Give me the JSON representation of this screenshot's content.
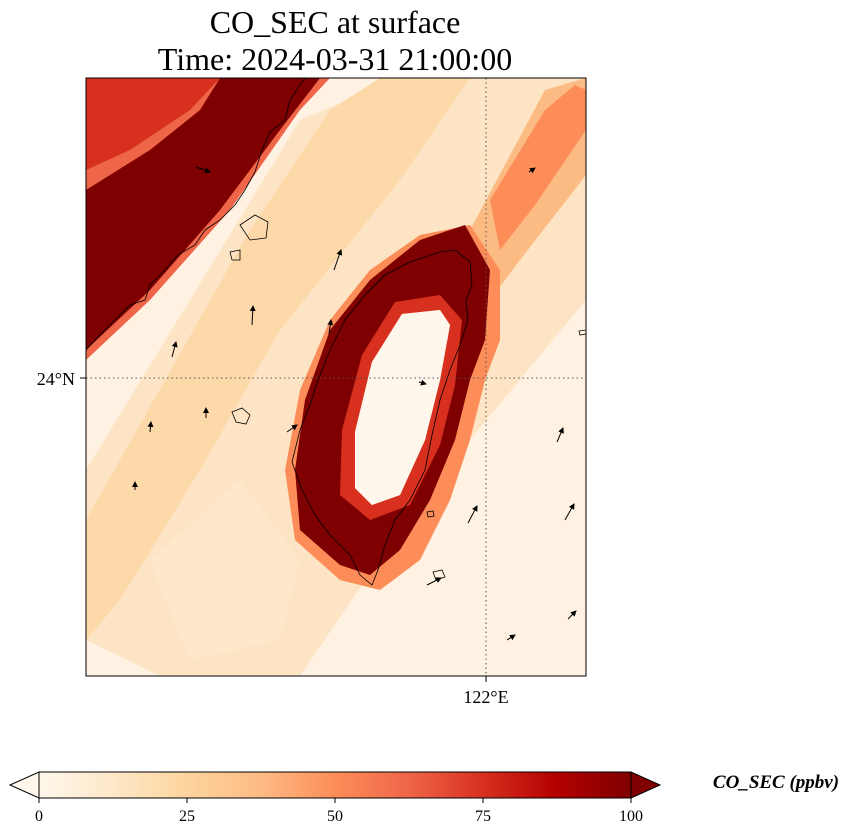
{
  "title": {
    "line1": "CO_SEC at surface",
    "line2": "Time: 2024-03-31 21:00:00"
  },
  "map": {
    "lat_label": "24°N",
    "lon_label": "122°E",
    "gridlines": true,
    "extent_lon": [
      119.5,
      123.0
    ],
    "extent_lat": [
      21.5,
      26.0
    ],
    "gridline_lon": 122.0,
    "gridline_lat": 24.0,
    "wind_vectors": "shown",
    "coastline": "Taiwan and Fujian coast"
  },
  "colorbar": {
    "label": "CO_SEC (ppbv)",
    "ticks": [
      "0",
      "25",
      "50",
      "75",
      "100"
    ],
    "range": [
      0,
      100
    ],
    "extend": "both",
    "colormap": "OrRd",
    "colors": [
      "#fff7ec",
      "#fee8c8",
      "#fdd49e",
      "#fdbb84",
      "#fc8d59",
      "#ef6548",
      "#d7301f",
      "#b30000",
      "#7f0000"
    ]
  }
}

════

■ **THE REQUEST**
Return the entries unchanged, save for the pictures, which do not belong in the copy.

■ **SOLUTION FOR THIS PROBLEM**
Give me the JSON representation of this screenshot's content.
{
  "title": {
    "line1": "CO_SEC at surface",
    "line2": "Time: 2024-03-31 21:00:00"
  },
  "map": {
    "lat_label": "24°N",
    "lon_label": "122°E",
    "gridlines": true,
    "extent_lon": [
      119.5,
      123.0
    ],
    "extent_lat": [
      21.5,
      26.0
    ],
    "gridline_lon": 122.0,
    "gridline_lat": 24.0,
    "wind_vectors": "shown",
    "coastline": "Taiwan and Fujian coast"
  },
  "colorbar": {
    "label": "CO_SEC (ppbv)",
    "ticks": [
      "0",
      "25",
      "50",
      "75",
      "100"
    ],
    "range": [
      0,
      100
    ],
    "extend": "both",
    "colormap": "OrRd",
    "colors": [
      "#fff7ec",
      "#fee8c8",
      "#fdd49e",
      "#fdbb84",
      "#fc8d59",
      "#ef6548",
      "#d7301f",
      "#b30000",
      "#7f0000"
    ]
  }
}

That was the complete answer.